Reproduce the material in full, unchanged.

------------------------------------------------

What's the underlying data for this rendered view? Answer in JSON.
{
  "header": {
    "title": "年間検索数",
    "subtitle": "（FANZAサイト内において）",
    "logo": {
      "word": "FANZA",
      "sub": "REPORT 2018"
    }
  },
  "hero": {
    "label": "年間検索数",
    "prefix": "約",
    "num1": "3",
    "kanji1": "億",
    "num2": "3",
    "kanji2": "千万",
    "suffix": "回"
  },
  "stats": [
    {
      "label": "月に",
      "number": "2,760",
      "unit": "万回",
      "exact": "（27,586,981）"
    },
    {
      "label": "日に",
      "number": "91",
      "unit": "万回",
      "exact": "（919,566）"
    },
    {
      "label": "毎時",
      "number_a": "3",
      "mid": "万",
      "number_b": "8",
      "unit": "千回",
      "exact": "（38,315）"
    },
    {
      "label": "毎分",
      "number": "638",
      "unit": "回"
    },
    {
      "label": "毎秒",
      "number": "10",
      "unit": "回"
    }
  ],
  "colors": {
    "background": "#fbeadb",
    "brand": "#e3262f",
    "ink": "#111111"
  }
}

------------------------------------------------

- _Task solution_:
What's the underlying data for this rendered view? Answer in JSON.
{
  "header": {
    "title": "年間検索数",
    "subtitle": "（FANZAサイト内において）",
    "logo": {
      "word": "FANZA",
      "sub": "REPORT 2018"
    }
  },
  "hero": {
    "label": "年間検索数",
    "prefix": "約",
    "num1": "3",
    "kanji1": "億",
    "num2": "3",
    "kanji2": "千万",
    "suffix": "回"
  },
  "stats": [
    {
      "label": "月に",
      "number": "2,760",
      "unit": "万回",
      "exact": "（27,586,981）"
    },
    {
      "label": "日に",
      "number": "91",
      "unit": "万回",
      "exact": "（919,566）"
    },
    {
      "label": "毎時",
      "number_a": "3",
      "mid": "万",
      "number_b": "8",
      "unit": "千回",
      "exact": "（38,315）"
    },
    {
      "label": "毎分",
      "number": "638",
      "unit": "回"
    },
    {
      "label": "毎秒",
      "number": "10",
      "unit": "回"
    }
  ],
  "colors": {
    "background": "#fbeadb",
    "brand": "#e3262f",
    "ink": "#111111"
  }
}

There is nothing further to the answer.